| EXERCISE TASK |
Could you print every record below exactly as it appears?

| RECORDS SUPPLIED |
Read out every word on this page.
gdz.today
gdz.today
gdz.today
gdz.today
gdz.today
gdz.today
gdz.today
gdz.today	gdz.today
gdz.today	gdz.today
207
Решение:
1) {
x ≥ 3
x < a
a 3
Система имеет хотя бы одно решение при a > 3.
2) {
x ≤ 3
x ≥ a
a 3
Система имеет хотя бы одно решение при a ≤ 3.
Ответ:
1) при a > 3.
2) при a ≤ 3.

| RESULT OF THIS EXERCISE |
Read out every word on this page.
gdz.today
gdz.today
gdz.today
gdz.today
gdz.today
gdz.today
gdz.today
gdz.today	gdz.today
gdz.today	gdz.today
207
Решение:
1) {
x ≥ 3
x < a
a 3
Система имеет хотя бы одно решение при a > 3.
2) {
x ≤ 3
x ≥ a
a 3
Система имеет хотя бы одно решение при a ≤ 3.
Ответ:
1) при a > 3.
2) при a ≤ 3.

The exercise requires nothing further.